Given task:
Using the records provided below, locate and copy each line that contains the word "Items".

Material for this task:
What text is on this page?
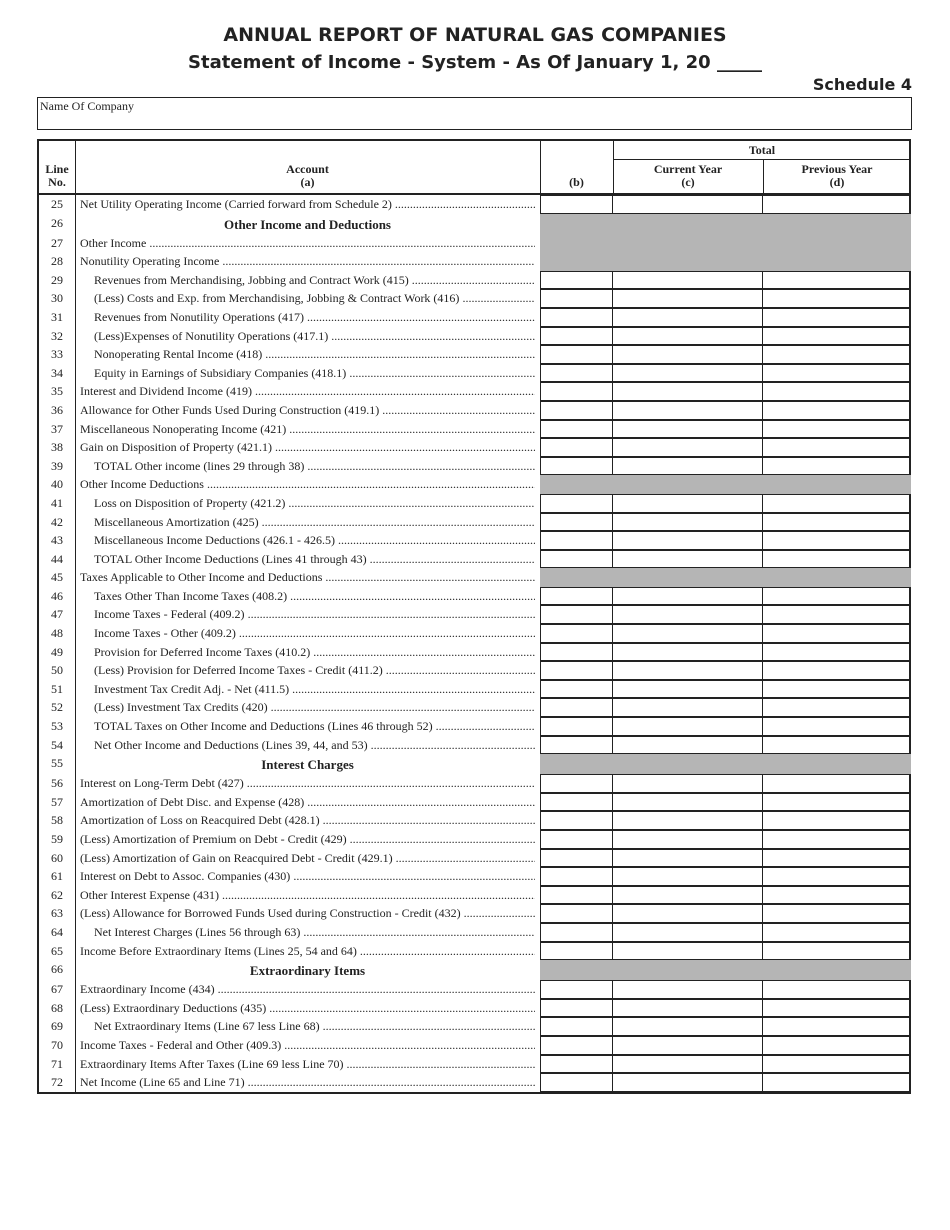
ANNUAL REPORT OF NATURAL GAS COMPANIES
Statement of Income - System - As Of January 1, 20 _____
Schedule 4
Name Of Company
Line
No.
Account
(a)	(b)
Total
Current Year
(c)
Previous Year
(d)
25	Net Utility Operating Income (Carried forward from Schedule 2) .....
26	Other Income and Deductions
27	Other Income .....
28	Nonutility Operating Income .....
29	Revenues from Merchandising, Jobbing and Contract Work (415) .....
30	(Less) Costs and Exp. from Merchandising, Jobbing & Contract Work (416) .....
31	Revenues from Nonutility Operations (417) .....
32	(Less)Expenses of Nonutility Operations (417.1) .....
33	Nonoperating Rental Income (418) .....
34	Equity in Earnings of Subsidiary Companies (418.1) .....
35	Interest and Dividend Income (419) .....
36	Allowance for Other Funds Used During Construction (419.1) .....
37	Miscellaneous Nonoperating Income (421) .....
38	Gain on Disposition of Property (421.1) .....
39	TOTAL Other income (lines 29 through 38) .....
40	Other Income Deductions .....
41	Loss on Disposition of Property (421.2) .....
42	Miscellaneous Amortization (425) .....
43	Miscellaneous Income Deductions (426.1 - 426.5) .....
44	TOTAL Other Income Deductions (Lines 41 through 43) .....
45	Taxes Applicable to Other Income and Deductions .....
46	Taxes Other Than Income Taxes (408.2) .....
47	Income Taxes - Federal (409.2) .....
48	Income Taxes - Other (409.2) .....
49	Provision for Deferred Income Taxes (410.2) .....
50	(Less) Provision for Deferred Income Taxes - Credit (411.2) .....
51	Investment Tax Credit Adj. - Net (411.5) .....
52	(Less) Investment Tax Credits (420) .....
53	TOTAL Taxes on Other Income and Deductions (Lines 46 through 52) .....
54	Net Other Income and Deductions (Lines 39, 44, and 53) .....
55	Interest Charges
56	Interest on Long-Term Debt (427) .....
57	Amortization of Debt Disc. and Expense (428) .....
58	Amortization of Loss on Reacquired Debt (428.1) .....
59	(Less) Amortization of Premium on Debt - Credit (429) .....
60	(Less) Amortization of Gain on Reacquired Debt - Credit (429.1) .....
61	Interest on Debt to Assoc. Companies (430) .....
62	Other Interest Expense (431) .....
63	(Less) Allowance for Borrowed Funds Used during Construction - Credit (432) .....
64	Net Interest Charges (Lines 56 through 63) .....
65	Income Before Extraordinary Items (Lines 25, 54 and 64) .....
66	Extraordinary Items
67	Extraordinary Income (434) .....
68	(Less) Extraordinary Deductions (435) .....
69	Net Extraordinary Items (Line 67 less Line 68) .....
70	Income Taxes - Federal and Other (409.3) .....
71	Extraordinary Items After Taxes (Line 69 less Line 70) .....
72	Net Income (Line 65 and Line 71) .....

Result:
65	Income Before Extraordinary Items (Lines 25, 54 and 64) .....
66	Extraordinary Items
69	Net Extraordinary Items (Line 67 less Line 68) .....
71	Extraordinary Items After Taxes (Line 69 less Line 70) .....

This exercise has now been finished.